- WRITTEN INSTRUCTION
Take every line that has the string "sublabel" and copy it out.

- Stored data
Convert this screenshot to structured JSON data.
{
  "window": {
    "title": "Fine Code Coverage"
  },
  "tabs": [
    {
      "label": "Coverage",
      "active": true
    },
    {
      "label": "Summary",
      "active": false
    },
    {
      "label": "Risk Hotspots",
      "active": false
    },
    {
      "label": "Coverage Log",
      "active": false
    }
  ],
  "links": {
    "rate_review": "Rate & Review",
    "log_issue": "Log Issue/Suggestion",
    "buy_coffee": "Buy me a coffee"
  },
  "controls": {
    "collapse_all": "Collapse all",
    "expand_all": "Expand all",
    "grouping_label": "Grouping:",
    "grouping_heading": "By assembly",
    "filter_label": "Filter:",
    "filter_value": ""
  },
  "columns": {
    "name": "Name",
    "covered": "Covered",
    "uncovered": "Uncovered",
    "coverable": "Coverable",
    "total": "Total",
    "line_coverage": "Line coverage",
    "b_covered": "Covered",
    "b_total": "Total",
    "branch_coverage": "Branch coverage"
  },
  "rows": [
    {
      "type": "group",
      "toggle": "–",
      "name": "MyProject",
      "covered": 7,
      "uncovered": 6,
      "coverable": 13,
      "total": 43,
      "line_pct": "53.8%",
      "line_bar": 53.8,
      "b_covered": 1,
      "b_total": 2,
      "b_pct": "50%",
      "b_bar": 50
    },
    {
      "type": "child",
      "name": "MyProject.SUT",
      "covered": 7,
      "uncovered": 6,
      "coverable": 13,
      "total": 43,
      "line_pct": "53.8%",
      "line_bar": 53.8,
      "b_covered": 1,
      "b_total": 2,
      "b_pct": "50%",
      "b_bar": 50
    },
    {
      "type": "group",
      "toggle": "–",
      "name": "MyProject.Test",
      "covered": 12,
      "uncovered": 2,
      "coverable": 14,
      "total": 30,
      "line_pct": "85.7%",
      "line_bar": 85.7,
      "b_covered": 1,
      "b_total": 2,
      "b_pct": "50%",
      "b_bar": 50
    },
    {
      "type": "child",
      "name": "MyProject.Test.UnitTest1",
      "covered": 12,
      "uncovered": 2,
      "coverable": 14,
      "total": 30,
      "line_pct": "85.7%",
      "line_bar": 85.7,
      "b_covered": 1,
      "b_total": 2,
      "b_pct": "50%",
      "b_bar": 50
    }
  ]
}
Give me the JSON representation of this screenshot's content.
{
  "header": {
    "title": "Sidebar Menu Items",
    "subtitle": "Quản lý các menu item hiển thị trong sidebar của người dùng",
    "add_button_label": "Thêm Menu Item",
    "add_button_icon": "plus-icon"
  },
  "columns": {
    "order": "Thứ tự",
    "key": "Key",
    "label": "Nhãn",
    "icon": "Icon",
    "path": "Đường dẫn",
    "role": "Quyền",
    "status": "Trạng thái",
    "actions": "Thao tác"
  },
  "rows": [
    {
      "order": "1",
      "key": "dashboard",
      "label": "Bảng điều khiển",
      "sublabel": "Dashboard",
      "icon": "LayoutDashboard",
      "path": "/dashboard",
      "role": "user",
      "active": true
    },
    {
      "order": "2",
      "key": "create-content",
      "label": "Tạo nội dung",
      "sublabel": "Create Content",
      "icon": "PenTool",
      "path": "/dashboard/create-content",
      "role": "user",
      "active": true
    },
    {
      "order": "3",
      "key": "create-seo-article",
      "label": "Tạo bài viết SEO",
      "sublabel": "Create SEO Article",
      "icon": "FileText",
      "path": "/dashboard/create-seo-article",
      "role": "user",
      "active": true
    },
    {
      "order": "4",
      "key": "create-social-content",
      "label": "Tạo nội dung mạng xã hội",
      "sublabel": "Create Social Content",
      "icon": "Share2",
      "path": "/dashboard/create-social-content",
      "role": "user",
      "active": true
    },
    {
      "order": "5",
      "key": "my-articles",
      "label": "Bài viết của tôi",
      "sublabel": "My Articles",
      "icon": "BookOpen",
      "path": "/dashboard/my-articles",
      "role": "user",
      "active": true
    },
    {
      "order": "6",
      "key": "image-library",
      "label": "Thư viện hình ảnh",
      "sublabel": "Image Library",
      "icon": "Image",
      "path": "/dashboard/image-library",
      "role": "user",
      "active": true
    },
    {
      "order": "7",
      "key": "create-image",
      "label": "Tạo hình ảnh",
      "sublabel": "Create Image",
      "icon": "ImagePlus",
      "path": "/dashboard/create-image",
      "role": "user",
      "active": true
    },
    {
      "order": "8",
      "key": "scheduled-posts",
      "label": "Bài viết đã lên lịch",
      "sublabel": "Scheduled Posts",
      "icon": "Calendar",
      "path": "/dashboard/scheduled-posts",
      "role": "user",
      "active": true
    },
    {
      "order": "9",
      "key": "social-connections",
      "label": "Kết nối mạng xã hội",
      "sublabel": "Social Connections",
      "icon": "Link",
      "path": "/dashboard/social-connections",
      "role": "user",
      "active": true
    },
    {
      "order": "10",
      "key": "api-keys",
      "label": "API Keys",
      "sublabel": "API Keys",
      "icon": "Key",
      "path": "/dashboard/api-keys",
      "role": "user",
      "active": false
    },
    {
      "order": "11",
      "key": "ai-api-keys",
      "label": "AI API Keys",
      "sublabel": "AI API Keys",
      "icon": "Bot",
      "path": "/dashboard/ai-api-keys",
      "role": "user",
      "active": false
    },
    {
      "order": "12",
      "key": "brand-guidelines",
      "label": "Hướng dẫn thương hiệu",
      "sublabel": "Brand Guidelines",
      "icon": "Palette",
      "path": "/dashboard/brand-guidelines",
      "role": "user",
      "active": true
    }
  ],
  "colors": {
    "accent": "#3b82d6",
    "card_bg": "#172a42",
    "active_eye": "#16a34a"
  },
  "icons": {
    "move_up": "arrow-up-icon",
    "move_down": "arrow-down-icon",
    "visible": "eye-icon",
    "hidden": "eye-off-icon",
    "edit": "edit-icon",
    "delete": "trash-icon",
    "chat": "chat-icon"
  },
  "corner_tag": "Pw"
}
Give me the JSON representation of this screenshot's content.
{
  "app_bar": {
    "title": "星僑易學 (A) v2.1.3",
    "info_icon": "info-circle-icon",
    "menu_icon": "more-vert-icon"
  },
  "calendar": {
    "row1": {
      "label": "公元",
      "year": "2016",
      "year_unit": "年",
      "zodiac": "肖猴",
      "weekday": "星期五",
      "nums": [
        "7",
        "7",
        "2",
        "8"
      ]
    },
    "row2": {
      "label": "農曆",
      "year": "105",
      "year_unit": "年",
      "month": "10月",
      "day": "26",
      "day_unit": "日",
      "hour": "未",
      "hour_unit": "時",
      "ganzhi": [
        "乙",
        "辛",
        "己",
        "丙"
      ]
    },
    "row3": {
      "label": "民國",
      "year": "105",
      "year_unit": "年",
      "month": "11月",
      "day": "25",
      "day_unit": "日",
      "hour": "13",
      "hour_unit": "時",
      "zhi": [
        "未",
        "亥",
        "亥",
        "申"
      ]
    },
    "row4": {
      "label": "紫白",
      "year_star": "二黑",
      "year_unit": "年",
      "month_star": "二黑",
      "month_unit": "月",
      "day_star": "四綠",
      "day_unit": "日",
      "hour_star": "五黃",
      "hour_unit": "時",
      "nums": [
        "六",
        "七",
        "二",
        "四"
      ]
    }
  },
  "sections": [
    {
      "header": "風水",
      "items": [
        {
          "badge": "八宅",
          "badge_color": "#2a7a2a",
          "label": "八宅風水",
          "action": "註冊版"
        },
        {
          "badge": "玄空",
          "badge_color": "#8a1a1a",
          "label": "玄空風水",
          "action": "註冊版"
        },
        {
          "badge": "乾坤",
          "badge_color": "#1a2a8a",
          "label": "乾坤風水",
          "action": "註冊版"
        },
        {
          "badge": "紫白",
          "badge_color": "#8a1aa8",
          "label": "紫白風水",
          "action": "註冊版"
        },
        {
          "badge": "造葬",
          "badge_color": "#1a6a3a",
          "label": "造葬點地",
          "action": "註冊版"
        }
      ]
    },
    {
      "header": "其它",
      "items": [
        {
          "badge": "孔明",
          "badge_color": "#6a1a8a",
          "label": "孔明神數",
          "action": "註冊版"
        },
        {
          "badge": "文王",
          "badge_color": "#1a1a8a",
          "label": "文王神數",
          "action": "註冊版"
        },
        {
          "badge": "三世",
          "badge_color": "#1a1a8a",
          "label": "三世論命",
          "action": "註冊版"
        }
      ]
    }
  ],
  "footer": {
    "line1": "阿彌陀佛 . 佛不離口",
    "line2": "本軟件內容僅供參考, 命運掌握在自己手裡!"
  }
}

- FULL SOLUTION
      "sublabel": "Dashboard",
      "sublabel": "Create Content",
      "sublabel": "Create SEO Article",
      "sublabel": "Create Social Content",
      "sublabel": "My Articles",
      "sublabel": "Image Library",
      "sublabel": "Create Image",
      "sublabel": "Scheduled Posts",
      "sublabel": "Social Connections",
      "sublabel": "API Keys",
      "sublabel": "AI API Keys",
      "sublabel": "Brand Guidelines",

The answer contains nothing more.